**Exercise details**
Using the entries that follow, collect the lines where the word "document" appears.

**Material for this task**
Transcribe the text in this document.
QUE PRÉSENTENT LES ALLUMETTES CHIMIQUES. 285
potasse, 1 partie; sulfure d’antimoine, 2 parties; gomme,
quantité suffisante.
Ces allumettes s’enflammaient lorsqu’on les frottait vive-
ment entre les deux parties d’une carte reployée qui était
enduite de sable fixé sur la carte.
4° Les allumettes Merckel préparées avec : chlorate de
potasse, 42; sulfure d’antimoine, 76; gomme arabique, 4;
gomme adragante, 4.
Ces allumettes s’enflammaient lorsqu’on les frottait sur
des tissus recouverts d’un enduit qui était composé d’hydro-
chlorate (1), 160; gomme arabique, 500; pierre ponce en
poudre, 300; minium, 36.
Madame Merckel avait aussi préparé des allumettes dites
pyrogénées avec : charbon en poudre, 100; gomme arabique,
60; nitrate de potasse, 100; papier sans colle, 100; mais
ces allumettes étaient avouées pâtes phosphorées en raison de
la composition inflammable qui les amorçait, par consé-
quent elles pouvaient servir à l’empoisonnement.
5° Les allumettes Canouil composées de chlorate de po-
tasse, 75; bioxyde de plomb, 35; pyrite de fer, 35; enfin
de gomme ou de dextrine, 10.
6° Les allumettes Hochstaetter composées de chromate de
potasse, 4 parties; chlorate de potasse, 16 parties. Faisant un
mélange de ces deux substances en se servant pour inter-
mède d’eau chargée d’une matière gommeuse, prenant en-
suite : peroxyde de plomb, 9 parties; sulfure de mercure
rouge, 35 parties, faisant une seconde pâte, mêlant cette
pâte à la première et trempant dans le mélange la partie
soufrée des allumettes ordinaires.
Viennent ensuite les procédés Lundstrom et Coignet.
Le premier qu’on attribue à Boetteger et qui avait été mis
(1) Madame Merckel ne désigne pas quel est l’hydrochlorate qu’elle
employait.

==

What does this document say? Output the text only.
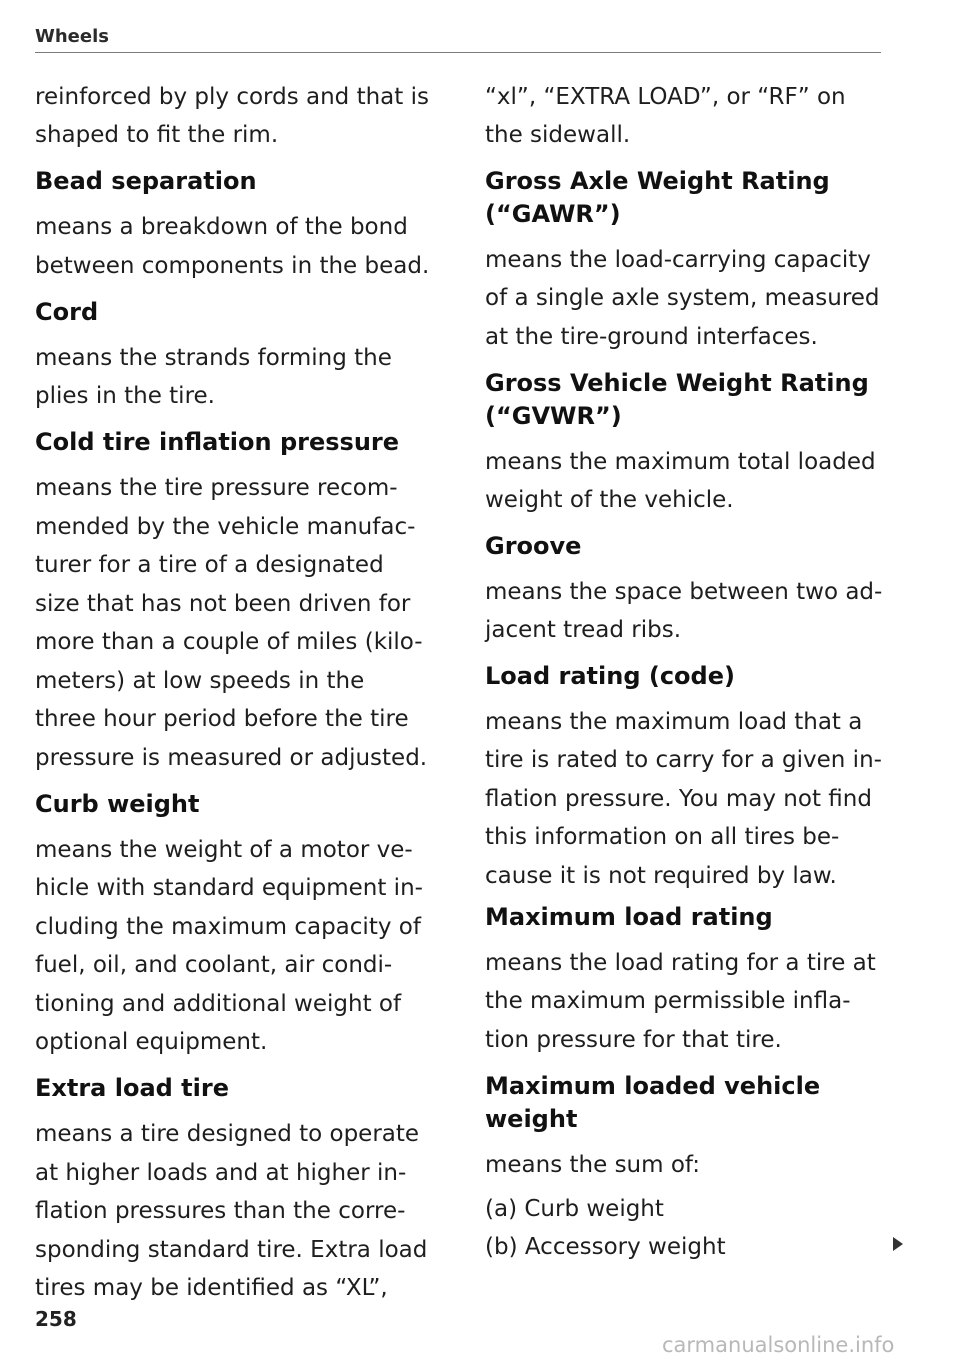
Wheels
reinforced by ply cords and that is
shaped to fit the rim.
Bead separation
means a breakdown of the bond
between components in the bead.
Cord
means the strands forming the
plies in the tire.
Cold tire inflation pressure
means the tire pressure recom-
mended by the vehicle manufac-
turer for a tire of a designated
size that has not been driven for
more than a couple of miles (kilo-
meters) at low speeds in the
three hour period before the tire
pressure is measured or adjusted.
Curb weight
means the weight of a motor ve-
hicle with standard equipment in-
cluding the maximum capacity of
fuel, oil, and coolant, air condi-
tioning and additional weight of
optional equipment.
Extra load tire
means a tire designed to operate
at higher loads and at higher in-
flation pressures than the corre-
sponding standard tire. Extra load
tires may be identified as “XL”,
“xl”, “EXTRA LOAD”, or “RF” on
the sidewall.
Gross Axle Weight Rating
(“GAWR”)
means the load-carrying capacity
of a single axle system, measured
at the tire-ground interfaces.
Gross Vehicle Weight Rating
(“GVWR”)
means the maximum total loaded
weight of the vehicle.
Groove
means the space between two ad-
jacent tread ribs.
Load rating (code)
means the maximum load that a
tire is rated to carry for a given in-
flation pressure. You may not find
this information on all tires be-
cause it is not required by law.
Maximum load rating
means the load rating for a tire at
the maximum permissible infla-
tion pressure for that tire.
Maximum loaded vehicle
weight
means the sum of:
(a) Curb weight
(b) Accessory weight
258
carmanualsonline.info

**Full solution**
Transcribe the text in this document.
What does this document say? Output the text only.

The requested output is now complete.